## Exercise description
Show every line in the entries below where the word "Negative" appears.

## Listed entries
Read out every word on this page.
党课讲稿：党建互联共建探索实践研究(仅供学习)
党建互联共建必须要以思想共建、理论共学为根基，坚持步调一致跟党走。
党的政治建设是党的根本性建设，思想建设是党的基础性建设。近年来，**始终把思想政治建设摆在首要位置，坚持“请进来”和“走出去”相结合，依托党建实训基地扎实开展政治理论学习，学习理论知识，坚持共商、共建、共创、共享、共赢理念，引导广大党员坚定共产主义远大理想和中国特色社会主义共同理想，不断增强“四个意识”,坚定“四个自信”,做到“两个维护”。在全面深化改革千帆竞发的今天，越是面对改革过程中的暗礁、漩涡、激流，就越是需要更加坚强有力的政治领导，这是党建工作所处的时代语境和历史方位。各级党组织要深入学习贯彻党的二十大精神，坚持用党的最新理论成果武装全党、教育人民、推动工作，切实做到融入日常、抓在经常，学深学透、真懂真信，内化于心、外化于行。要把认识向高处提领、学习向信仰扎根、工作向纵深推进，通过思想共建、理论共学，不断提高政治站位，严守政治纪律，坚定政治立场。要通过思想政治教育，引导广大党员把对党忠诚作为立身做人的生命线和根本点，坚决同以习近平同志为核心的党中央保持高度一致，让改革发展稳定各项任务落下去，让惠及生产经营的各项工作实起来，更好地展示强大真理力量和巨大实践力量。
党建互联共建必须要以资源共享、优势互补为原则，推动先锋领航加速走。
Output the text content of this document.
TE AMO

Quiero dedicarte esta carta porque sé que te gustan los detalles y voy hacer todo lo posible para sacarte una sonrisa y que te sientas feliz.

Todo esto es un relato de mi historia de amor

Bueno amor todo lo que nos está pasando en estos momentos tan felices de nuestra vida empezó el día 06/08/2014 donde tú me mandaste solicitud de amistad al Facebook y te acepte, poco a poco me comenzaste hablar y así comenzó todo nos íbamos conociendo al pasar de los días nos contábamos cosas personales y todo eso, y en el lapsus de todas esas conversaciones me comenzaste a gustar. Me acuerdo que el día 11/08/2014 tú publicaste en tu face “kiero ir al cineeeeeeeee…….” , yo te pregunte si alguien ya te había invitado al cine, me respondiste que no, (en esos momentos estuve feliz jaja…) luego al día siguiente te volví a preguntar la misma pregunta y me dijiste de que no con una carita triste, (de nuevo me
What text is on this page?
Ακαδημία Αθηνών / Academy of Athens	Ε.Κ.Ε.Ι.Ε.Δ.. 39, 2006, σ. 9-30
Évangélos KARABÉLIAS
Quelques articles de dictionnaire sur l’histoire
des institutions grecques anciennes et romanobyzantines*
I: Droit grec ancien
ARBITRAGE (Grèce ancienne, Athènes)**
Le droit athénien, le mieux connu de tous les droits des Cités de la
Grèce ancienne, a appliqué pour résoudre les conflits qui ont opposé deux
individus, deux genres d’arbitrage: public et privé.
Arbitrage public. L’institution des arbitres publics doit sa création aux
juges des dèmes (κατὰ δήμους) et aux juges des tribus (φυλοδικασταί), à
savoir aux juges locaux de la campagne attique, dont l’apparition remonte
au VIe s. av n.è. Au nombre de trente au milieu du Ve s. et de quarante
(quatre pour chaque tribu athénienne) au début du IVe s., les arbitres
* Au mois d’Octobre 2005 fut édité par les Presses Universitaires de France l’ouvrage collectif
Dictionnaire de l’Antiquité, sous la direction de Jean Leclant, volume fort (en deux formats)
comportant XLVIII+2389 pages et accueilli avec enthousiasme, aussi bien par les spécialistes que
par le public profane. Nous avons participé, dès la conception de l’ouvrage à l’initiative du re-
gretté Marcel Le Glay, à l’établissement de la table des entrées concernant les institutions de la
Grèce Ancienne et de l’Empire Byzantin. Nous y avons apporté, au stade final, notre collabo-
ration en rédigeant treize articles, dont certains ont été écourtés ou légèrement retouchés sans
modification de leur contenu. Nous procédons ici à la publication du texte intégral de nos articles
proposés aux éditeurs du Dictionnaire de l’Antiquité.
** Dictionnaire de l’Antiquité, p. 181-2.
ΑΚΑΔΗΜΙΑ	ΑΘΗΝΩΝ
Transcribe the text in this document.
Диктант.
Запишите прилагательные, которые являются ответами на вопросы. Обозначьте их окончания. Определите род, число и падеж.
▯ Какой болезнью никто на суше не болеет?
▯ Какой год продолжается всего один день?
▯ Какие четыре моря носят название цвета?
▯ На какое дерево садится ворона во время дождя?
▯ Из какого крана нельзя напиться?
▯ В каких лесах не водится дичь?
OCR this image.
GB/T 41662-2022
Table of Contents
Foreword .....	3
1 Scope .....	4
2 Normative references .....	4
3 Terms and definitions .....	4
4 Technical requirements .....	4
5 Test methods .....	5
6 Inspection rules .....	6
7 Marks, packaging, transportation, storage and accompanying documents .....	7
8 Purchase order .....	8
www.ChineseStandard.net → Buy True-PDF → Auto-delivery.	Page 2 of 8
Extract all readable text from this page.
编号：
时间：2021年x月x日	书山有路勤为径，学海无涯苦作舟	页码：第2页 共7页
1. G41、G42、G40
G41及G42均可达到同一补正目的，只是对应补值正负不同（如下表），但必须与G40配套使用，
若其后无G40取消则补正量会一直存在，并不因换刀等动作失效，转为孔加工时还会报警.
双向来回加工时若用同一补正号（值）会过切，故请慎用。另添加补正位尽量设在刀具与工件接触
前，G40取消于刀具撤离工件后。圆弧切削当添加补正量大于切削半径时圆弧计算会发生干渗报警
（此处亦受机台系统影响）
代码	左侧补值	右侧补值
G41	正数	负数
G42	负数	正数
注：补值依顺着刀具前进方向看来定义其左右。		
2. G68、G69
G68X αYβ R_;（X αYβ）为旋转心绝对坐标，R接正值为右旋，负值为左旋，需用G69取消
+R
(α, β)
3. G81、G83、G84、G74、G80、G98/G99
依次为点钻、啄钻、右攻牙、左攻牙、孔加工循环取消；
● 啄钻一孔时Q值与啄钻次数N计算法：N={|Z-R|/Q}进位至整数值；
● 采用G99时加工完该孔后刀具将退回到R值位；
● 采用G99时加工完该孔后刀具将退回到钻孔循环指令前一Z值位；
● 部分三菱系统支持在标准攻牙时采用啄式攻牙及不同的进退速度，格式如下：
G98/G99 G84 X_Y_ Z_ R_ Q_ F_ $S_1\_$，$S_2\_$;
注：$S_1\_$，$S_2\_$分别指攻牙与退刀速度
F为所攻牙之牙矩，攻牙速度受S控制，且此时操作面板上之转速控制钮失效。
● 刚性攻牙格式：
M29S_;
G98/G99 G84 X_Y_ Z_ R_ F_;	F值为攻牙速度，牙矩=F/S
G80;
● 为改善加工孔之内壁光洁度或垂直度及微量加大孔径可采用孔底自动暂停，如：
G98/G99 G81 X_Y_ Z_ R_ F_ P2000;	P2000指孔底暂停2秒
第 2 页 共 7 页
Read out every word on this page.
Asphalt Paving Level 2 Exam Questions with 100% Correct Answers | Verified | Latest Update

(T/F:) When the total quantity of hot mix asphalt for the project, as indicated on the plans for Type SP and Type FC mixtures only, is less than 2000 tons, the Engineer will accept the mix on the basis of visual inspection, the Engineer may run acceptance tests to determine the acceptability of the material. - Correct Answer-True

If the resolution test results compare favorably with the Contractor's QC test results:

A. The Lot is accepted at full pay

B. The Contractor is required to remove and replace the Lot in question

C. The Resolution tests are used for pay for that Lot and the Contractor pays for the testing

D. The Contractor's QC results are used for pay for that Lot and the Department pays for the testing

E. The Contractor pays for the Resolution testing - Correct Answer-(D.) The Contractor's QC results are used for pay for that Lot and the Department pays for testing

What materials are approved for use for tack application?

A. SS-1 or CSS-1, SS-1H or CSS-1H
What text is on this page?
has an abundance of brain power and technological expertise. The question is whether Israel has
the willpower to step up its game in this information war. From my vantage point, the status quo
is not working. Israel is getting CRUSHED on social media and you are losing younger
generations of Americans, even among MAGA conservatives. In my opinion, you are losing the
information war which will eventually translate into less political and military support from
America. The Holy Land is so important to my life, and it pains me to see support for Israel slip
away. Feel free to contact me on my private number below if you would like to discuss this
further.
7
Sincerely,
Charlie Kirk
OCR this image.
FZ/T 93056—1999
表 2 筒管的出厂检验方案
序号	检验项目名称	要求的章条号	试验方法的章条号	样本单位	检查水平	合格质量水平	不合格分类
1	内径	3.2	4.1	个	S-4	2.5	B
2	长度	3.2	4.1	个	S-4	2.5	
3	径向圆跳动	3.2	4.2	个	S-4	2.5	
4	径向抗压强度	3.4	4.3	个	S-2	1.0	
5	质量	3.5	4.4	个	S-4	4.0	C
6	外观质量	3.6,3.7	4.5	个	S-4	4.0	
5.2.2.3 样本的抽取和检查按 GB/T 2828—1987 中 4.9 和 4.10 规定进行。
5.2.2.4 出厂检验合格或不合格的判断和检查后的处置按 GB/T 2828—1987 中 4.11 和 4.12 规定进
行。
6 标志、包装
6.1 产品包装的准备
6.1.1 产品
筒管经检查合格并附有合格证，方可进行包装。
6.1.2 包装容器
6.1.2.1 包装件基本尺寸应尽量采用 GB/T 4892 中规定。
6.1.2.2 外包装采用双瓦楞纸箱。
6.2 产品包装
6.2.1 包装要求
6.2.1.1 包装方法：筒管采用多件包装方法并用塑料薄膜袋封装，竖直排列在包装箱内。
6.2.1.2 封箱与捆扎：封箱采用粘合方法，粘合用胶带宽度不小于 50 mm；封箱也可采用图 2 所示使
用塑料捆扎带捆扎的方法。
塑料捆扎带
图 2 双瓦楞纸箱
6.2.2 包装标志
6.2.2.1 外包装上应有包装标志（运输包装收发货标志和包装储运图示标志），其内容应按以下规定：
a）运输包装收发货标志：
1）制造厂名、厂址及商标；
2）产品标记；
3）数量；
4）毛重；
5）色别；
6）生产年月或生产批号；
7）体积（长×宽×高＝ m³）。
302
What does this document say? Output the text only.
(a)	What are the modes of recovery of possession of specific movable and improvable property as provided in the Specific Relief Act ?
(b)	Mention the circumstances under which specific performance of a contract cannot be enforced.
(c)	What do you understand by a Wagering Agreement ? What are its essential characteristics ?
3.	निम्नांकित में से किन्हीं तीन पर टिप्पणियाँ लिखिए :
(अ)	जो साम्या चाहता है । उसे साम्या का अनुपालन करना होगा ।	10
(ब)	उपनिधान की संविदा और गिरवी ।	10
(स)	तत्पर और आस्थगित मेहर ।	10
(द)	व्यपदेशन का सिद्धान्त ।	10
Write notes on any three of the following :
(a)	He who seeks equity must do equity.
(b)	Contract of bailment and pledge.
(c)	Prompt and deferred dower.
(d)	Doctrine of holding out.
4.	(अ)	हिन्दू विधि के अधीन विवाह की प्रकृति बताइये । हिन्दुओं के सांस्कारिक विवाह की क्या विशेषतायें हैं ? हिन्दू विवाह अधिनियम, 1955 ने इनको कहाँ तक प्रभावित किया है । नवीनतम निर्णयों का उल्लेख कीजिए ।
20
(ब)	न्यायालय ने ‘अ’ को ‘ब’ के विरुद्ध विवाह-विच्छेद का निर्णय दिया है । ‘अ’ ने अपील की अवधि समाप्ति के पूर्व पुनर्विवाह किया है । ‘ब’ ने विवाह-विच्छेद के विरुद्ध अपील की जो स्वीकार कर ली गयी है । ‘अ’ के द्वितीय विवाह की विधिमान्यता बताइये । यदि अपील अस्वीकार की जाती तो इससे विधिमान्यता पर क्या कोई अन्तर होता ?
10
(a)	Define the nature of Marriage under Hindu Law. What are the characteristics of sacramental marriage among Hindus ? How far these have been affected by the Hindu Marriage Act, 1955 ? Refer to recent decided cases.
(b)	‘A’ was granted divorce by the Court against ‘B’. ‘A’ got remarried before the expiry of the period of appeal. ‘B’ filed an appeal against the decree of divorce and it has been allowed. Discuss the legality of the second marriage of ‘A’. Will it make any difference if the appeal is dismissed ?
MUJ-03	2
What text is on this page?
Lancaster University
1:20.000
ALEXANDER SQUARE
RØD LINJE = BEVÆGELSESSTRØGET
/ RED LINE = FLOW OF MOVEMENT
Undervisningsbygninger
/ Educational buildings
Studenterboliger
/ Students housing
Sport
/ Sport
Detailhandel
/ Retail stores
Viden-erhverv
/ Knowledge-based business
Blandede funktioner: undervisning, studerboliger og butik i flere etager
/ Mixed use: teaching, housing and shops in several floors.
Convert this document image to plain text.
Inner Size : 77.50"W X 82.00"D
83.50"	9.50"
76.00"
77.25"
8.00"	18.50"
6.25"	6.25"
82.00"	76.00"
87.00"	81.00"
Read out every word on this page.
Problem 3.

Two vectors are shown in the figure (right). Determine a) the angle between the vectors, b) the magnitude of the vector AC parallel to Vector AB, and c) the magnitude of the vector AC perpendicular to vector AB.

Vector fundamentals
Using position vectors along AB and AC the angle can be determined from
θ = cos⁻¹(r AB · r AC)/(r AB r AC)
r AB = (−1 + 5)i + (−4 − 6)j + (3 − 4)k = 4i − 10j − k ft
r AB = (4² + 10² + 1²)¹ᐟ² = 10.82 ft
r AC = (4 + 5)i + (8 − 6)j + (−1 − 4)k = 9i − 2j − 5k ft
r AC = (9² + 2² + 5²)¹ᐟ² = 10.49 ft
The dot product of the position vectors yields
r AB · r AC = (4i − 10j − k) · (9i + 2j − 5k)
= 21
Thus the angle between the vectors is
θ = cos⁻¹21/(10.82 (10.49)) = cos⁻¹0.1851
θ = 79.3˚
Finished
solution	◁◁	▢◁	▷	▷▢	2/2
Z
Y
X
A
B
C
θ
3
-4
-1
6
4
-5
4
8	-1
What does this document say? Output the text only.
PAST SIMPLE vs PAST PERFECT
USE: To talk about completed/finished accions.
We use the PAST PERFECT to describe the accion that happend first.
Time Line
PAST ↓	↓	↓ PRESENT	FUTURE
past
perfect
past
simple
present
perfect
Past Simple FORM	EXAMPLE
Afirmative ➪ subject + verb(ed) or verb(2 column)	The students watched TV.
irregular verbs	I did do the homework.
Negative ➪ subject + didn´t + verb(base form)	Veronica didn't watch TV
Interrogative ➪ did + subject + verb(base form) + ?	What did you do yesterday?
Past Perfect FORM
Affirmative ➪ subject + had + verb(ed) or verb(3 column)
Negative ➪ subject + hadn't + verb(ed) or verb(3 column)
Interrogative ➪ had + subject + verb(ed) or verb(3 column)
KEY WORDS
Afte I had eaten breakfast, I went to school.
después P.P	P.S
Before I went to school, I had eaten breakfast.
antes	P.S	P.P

## Exercise solution
Negative ➪ subject + didn´t + verb(base form)	Veronica didn't watch TV
Negative ➪ subject + hadn't + verb(ed) or verb(3 column)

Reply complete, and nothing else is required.